→ **Given request**
Could you pull out, word for word, every line from the start of the items through the line containing "738, 8, 748]", both ends included?
* BEGIN Input data *
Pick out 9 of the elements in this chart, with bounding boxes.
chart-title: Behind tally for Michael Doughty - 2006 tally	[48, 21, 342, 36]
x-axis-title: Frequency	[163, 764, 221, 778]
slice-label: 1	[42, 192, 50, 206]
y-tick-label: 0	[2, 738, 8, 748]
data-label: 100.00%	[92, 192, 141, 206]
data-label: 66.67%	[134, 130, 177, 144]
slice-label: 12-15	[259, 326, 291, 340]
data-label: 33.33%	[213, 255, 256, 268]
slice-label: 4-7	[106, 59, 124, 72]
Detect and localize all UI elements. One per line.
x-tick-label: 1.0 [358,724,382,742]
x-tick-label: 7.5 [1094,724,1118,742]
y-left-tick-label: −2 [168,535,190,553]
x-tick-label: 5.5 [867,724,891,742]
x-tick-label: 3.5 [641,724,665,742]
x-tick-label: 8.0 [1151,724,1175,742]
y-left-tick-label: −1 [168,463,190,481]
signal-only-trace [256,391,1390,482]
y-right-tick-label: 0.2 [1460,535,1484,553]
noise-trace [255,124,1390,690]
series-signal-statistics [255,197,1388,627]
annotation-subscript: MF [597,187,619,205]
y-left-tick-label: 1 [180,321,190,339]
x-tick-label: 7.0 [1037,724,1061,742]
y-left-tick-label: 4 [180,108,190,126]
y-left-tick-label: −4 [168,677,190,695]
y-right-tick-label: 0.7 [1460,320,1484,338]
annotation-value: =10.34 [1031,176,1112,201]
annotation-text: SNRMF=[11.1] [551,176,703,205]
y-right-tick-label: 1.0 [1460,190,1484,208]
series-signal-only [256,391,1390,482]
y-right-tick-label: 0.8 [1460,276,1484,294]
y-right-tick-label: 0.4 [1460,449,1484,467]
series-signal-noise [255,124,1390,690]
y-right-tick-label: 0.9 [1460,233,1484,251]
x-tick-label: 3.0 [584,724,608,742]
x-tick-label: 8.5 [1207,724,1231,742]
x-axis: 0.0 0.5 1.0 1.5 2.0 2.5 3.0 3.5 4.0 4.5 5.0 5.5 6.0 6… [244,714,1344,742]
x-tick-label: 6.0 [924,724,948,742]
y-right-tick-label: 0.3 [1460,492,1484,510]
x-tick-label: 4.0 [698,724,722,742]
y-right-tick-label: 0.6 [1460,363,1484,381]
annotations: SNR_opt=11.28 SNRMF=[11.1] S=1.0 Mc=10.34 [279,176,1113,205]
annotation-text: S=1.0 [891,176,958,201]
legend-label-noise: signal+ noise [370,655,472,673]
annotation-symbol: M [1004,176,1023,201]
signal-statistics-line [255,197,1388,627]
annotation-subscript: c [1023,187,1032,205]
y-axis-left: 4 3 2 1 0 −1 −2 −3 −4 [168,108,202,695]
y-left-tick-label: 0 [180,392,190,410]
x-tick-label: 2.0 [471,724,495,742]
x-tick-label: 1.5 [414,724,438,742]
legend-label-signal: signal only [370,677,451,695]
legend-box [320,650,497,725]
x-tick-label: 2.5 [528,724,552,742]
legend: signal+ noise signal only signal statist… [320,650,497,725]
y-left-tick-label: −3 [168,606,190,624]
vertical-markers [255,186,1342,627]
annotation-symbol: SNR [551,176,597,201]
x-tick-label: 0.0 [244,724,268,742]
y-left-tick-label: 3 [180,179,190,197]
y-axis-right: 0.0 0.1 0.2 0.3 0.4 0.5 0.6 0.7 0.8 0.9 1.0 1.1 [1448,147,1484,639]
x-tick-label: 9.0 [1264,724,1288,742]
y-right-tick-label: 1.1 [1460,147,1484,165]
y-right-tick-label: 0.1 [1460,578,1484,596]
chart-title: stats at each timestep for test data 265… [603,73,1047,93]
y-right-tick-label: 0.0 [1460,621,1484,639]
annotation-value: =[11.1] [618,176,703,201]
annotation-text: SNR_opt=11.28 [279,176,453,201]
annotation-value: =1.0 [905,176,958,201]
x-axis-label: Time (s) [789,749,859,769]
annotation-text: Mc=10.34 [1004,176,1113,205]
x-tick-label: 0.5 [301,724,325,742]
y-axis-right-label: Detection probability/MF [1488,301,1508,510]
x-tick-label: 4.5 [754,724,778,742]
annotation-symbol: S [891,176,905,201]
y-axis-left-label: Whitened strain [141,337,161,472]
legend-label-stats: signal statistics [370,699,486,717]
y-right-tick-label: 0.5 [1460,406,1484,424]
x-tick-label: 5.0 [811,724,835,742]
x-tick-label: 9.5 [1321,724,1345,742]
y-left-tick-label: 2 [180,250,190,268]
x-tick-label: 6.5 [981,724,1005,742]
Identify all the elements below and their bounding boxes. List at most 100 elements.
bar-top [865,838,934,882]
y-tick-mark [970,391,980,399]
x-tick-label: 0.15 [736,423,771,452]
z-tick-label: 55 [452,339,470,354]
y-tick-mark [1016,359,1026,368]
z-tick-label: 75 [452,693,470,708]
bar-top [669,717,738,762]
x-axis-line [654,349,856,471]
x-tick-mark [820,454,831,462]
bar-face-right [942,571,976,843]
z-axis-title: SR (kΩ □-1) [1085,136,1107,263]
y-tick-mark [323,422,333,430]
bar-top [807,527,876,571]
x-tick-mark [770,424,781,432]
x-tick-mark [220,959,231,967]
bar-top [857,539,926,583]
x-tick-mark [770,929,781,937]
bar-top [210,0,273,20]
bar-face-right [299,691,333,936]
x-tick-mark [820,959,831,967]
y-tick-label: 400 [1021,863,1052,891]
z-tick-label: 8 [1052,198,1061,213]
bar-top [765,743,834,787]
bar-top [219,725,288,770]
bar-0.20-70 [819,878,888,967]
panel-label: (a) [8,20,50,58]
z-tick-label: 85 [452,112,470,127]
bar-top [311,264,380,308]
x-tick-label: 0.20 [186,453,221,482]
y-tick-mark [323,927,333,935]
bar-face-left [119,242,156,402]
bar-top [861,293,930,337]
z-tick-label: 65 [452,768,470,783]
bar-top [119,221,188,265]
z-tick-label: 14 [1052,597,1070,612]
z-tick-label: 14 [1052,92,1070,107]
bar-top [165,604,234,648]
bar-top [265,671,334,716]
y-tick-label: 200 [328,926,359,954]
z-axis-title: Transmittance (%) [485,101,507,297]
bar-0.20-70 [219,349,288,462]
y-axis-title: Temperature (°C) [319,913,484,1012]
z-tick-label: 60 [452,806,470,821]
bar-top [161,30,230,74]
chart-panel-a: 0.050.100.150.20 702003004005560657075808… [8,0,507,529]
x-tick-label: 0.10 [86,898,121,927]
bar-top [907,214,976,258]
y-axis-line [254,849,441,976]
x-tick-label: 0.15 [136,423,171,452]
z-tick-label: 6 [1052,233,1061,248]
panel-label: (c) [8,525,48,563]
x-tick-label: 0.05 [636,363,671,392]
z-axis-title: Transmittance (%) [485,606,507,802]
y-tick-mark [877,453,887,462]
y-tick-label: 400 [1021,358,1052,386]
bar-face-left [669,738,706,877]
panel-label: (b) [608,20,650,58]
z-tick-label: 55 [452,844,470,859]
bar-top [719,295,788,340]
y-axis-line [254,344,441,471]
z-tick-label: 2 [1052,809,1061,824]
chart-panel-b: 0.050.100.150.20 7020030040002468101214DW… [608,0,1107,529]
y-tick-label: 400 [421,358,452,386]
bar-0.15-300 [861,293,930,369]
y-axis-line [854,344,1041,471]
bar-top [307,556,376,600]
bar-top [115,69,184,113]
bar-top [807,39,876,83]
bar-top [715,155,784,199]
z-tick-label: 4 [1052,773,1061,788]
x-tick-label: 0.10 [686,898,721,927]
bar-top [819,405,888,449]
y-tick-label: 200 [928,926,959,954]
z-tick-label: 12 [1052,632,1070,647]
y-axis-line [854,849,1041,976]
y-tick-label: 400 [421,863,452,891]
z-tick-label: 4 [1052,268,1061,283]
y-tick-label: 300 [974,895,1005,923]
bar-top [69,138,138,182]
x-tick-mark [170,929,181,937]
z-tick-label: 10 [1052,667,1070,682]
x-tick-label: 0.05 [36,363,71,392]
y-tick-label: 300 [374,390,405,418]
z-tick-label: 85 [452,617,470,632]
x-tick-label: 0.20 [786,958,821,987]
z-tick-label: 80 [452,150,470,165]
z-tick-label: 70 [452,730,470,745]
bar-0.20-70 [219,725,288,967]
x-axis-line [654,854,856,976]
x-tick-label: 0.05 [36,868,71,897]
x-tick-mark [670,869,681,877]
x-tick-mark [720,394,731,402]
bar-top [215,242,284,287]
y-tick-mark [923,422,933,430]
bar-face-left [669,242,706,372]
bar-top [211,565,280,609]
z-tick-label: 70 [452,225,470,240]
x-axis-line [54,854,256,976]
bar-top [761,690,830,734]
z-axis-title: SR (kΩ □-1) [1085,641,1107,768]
* END Input data *
→ **Final answer**
Pick out 9 of the elements in this chart, with bounding boxes.
chart-title: Behind tally for Michael Doughty - 2006 tally	[48, 21, 342, 36]
x-axis-title: Frequency	[163, 764, 221, 778]
slice-label: 1	[42, 192, 50, 206]
y-tick-label: 0	[2, 738, 8, 748]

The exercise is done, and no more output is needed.